A block of data:

* * * * *

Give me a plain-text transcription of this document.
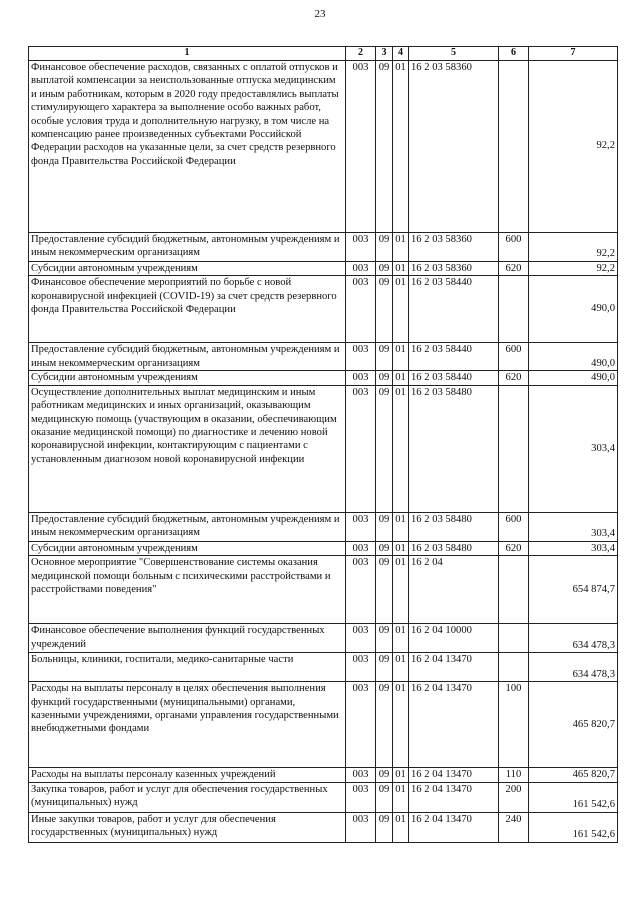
23
1	2	3	4	5	6	7
Финансовое обеспечение расходов, связанных с оплатой отпусков и выплатой компенсации за неиспользованные отпуска медицинским и иным работникам, которым в 2020 году предоставлялись выплаты стимулирующего характера за выполнение особо важных работ, особые условия труда и дополнительную нагрузку, в том числе на компенсацию ранее произведенных субъектами Российской Федерации расходов на указанные цели, за счет средств резервного фонда Правительства Российской Федерации	003	09	01	16 2 03 58360		92,2
Предоставление субсидий бюджетным, автономным учреждениям и иным некоммерческим организациям	003	09	01	16 2 03 58360	600	92,2
Субсидии автономным учреждениям	003	09	01	16 2 03 58360	620	92,2
Финансовое обеспечение мероприятий по борьбе с новой коронавирусной инфекцией (COVID-19) за счет средств резервного фонда Правительства Российской Федерации	003	09	01	16 2 03 58440		490,0
Предоставление субсидий бюджетным, автономным учреждениям и иным некоммерческим организациям	003	09	01	16 2 03 58440	600	490,0
Субсидии автономным учреждениям	003	09	01	16 2 03 58440	620	490,0
Осуществление дополнительных выплат медицинским и иным работникам медицинских и иных организаций, оказывающим медицинскую помощь (участвующим в оказании, обеспечивающим оказание медицинской помощи) по диагностике и лечению новой коронавирусной инфекции, контактирующим с пациентами с установленным диагнозом новой коронавирусной инфекции	003	09	01	16 2 03 58480		303,4
Предоставление субсидий бюджетным, автономным учреждениям и иным некоммерческим организациям	003	09	01	16 2 03 58480	600	303,4
Субсидии автономным учреждениям	003	09	01	16 2 03 58480	620	303,4
Основное мероприятие "Совершенствование системы оказания медицинской помощи больным с психическими расстройствами и расстройствами поведения"	003	09	01	16 2 04		654 874,7
Финансовое обеспечение выполнения функций государственных учреждений	003	09	01	16 2 04 10000		634 478,3
Больницы, клиники, госпитали, медико-санитарные части	003	09	01	16 2 04 13470		634 478,3
Расходы на выплаты персоналу в целях обеспечения выполнения функций государственными (муниципальными) органами, казенными учреждениями, органами управления государственными внебюджетными фондами	003	09	01	16 2 04 13470	100	465 820,7
Расходы на выплаты персоналу казенных учреждений	003	09	01	16 2 04 13470	110	465 820,7
Закупка товаров, работ и услуг для обеспечения государственных (муниципальных) нужд	003	09	01	16 2 04 13470	200	161 542,6
Иные закупки товаров, работ и услуг для обеспечения государственных (муниципальных) нужд	003	09	01	16 2 04 13470	240	161 542,6
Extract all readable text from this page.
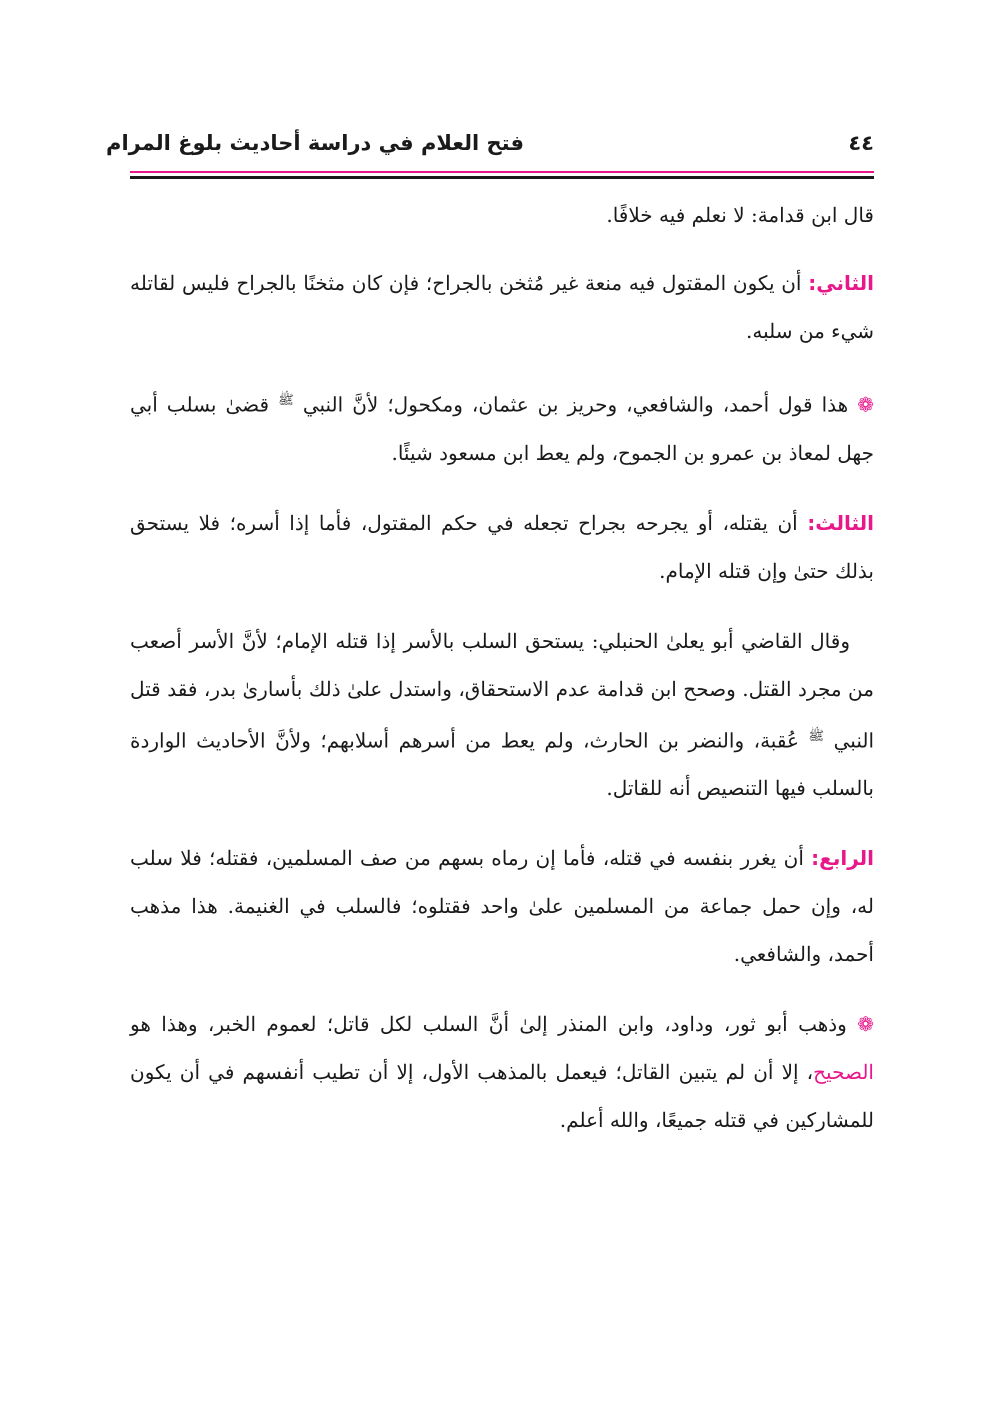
٤٤
فتح العلام في دراسة أحاديث بلوغ المرام

قال ابن قدامة: لا نعلم فيه خلافًا.

الثاني: أن يكون المقتول فيه منعة غير مُثخن بالجراح؛ فإن كان مثخنًا بالجراح فليس لقاتله شيء من سلبه.

❁ هذا قول أحمد، والشافعي، وحريز بن عثمان، ومكحول؛ لأنَّ النبي $^ﷺ$ قضىٰ بسلب أبي جهل لمعاذ بن عمرو بن الجموح، ولم يعط ابن مسعود شيئًا.

الثالث: أن يقتله، أو يجرحه بجراح تجعله في حكم المقتول، فأما إذا أسره؛ فلا يستحق بذلك حتىٰ وإن قتله الإمام.

وقال القاضي أبو يعلىٰ الحنبلي: يستحق السلب بالأسر إذا قتله الإمام؛ لأنَّ الأسر أصعب من مجرد القتل. وصحح ابن قدامة عدم الاستحقاق، واستدل علىٰ ذلك بأسارىٰ بدر، فقد قتل النبي $^ﷺ$ عُقبة، والنضر بن الحارث، ولم يعط من أسرهم أسلابهم؛ ولأنَّ الأحاديث الواردة بالسلب فيها التنصيص أنه للقاتل.

الرابع: أن يغرر بنفسه في قتله، فأما إن رماه بسهم من صف المسلمين، فقتله؛ فلا سلب له، وإن حمل جماعة من المسلمين علىٰ واحد فقتلوه؛ فالسلب في الغنيمة. هذا مذهب أحمد، والشافعي.

❁ وذهب أبو ثور، وداود، وابن المنذر إلىٰ أنَّ السلب لكل قاتل؛ لعموم الخبر، وهذا هو الصحيح، إلا أن لم يتبين القاتل؛ فيعمل بالمذهب الأول، إلا أن تطيب أنفسهم في أن يكون للمشاركين في قتله جميعًا، والله أعلم.
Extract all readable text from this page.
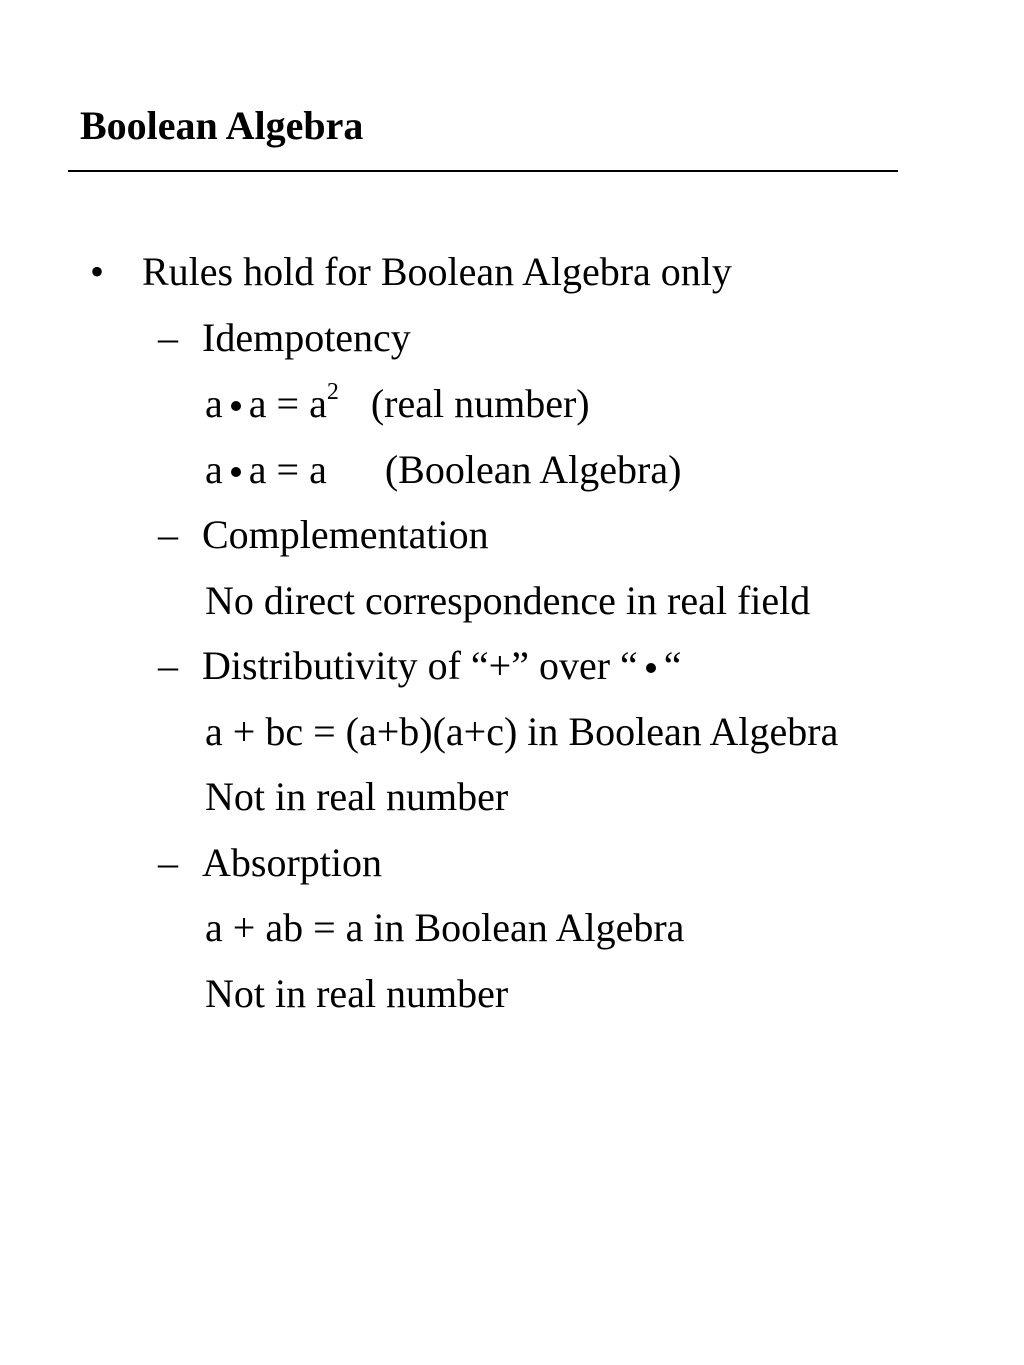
Boolean Algebra
• Rules hold for Boolean Algebra only
– Idempotency
a $a = a^2$ (real number)
a a = a (Boolean Algebra)
– Complementation
No direct correspondence in real field
– Distributivity of “+” over “ “
a + bc = (a+b)(a+c) in Boolean Algebra
Not in real number
– Absorption
a + ab = a in Boolean Algebra
Not in real number
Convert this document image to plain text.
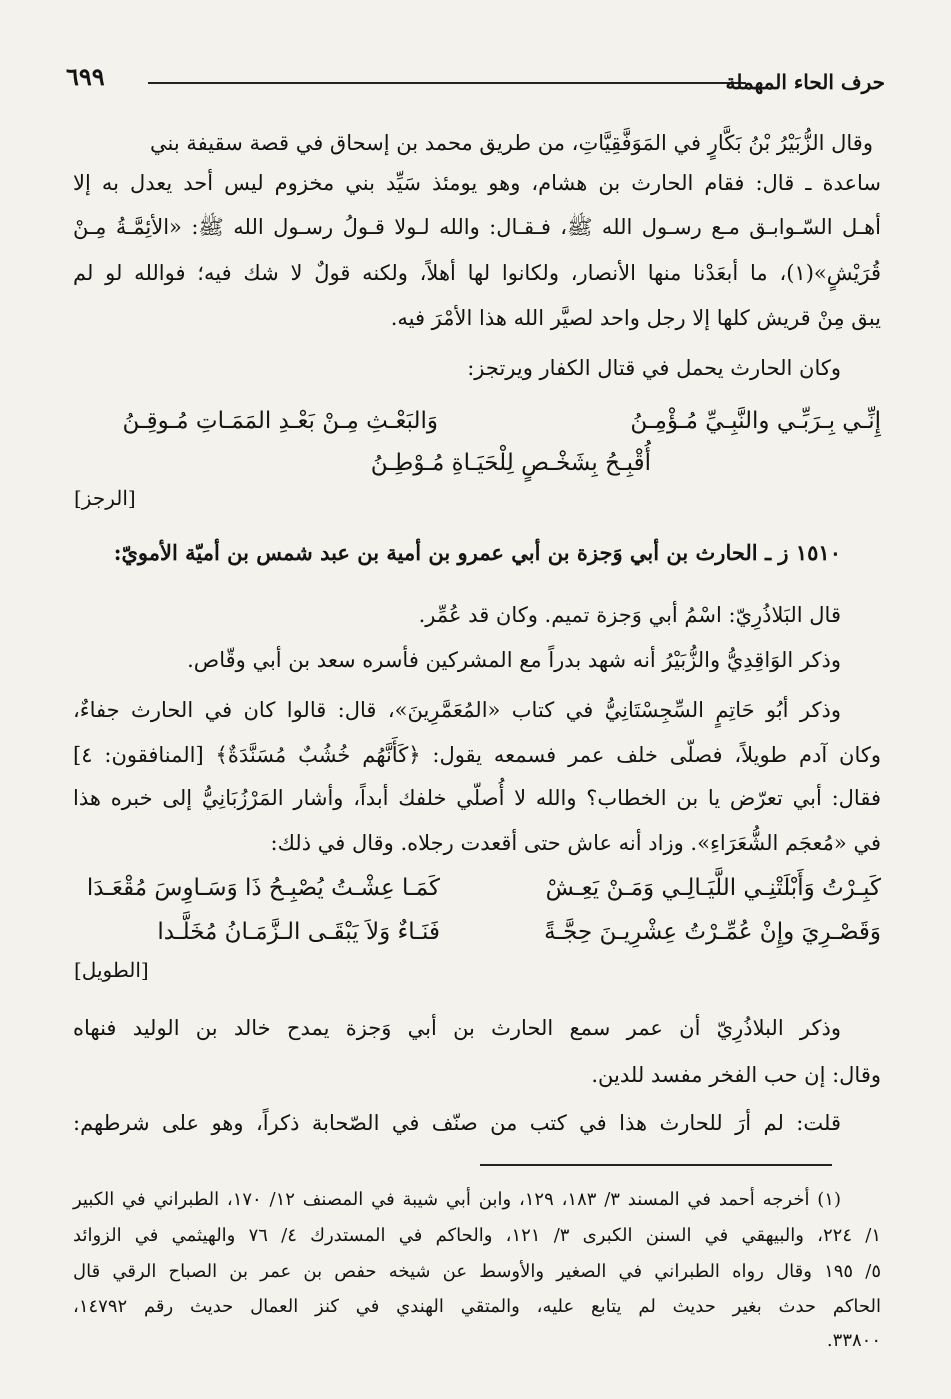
٦٩٩	حرف الحاء المهملة
وقال الزُّبَيْرُ بْنُ بَكَّارٍ في المَوَفَّقِيَّاتِ، من طريق محمد بن إسحاق في قصة سقيفة بني
ساعدة ـ قال: فقام الحارث بن هشام، وهو يومئذ سَيِّد بني مخزوم ليس أحد يعدل به إلا
أهـل السّـوابـق مـع رسـول الله ﷺ، فـقـال: والله لـولا قـولُ رسـول الله ﷺ: «الأئِمَّـةُ مِـنْ
قُرَيْشٍ»(١)، ما أبعَدْنا منها الأنصار، ولكانوا لها أهلاً، ولكنه قولٌ لا شك فيه؛ فوالله لو لم
يبق مِنْ قريش كلها إلا رجل واحد لصيَّر الله هذا الأمْرَ فيه.
وكان الحارث يحمل في قتال الكفار ويرتجز:
إِنِّـي بِـرَبِّـي والنَّبِـيِّ مُـؤْمِـنُ
وَالبَعْـثِ مِـنْ بَعْـدِ المَمَـاتِ مُـوقِـنُ
أُقْبِـحُ بِشَخْـصٍ لِلْحَيَـاةِ مُـوْطِـنُ
[الرجز]
١٥١٠ ز ـ الحارث بن أبي وَجزة بن أبي عمرو بن أمية بن عبد شمس بن أميّة الأمويّ:
قال البَلاذُرِيّ: اسْمُ أبي وَجزة تميم. وكان قد عُمِّر.
وذكر الوَاقِدِيُّ والزُّبَيْرُ أنه شهد بدراً مع المشركين فأسره سعد بن أبي وقّاص.
وذكر أبُو حَاتِمٍ السِّجِسْتَانِيُّ في كتاب «المُعَمَّرِينَ»، قال: قالوا كان في الحارث جفاءٌ،
وكان آدم طويلاً، فصلّى خلف عمر فسمعه يقول: ﴿كَأَنَّهُم خُشُبٌ مُسَنَّدَةٌ﴾ [المنافقون: ٤]
فقال: أبي تعرّض يا بن الخطاب؟ والله لا أُصلّي خلفك أبداً، وأشار المَرْزُبَانِيُّ إلى خبره هذا
في «مُعجَم الشُّعَرَاءِ». وزاد أنه عاش حتى أقعدت رجلاه. وقال في ذلك:
كَبِـرْتُ وَأَبْلَتْنِـي اللَّيَـالِـي وَمَـنْ يَعِـشْ
كَمَـا عِشْـتُ يُصْبِـحُ ذَا وَسَـاوِسَ مُقْعَـدَا
وَقَصْـرِيَ وإِنْ عُمِّـرْتُ عِشْرِيـنَ حِجَّـةً
فَنَـاءٌ وَلاَ يَبْقَـى الـزَّمَـانُ مُخَلَّـدا
[الطويل]
وذكر البلاذُرِيّ أن عمر سمع الحارث بن أبي وَجزة يمدح خالد بن الوليد فنهاه
وقال: إن حب الفخر مفسد للدين.
قلت: لم أرَ للحارث هذا في كتب من صنّف في الصّحابة ذكراً، وهو على شرطهم:
(١) أخرجه أحمد في المسند ٣/ ١٨٣، ١٢٩، وابن أبي شيبة في المصنف ١٢/ ١٧٠، الطبراني في الكبير
١/ ٢٢٤، والبيهقي في السنن الكبرى ٣/ ١٢١، والحاكم في المستدرك ٤/ ٧٦ والهيثمي في الزوائد
٥/ ١٩٥ وقال رواه الطبراني في الصغير والأوسط عن شيخه حفص بن عمر بن الصباح الرقي قال
الحاكم حدث بغير حديث لم يتابع عليه، والمتقي الهندي في كنز العمال حديث رقم ١٤٧٩٢،
٣٣٨٠٠.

* * * * *

▶ Exercise
Every line in the data that holds "وكان" should be copied out.

▶ Reply
وكان الحارث يحمل في قتال الكفار ويرتجز:
قال البَلاذُرِيّ: اسْمُ أبي وَجزة تميم. وكان قد عُمِّر.
وكان آدم طويلاً، فصلّى خلف عمر فسمعه يقول: ﴿كَأَنَّهُم خُشُبٌ مُسَنَّدَةٌ﴾ [المنافقون: ٤]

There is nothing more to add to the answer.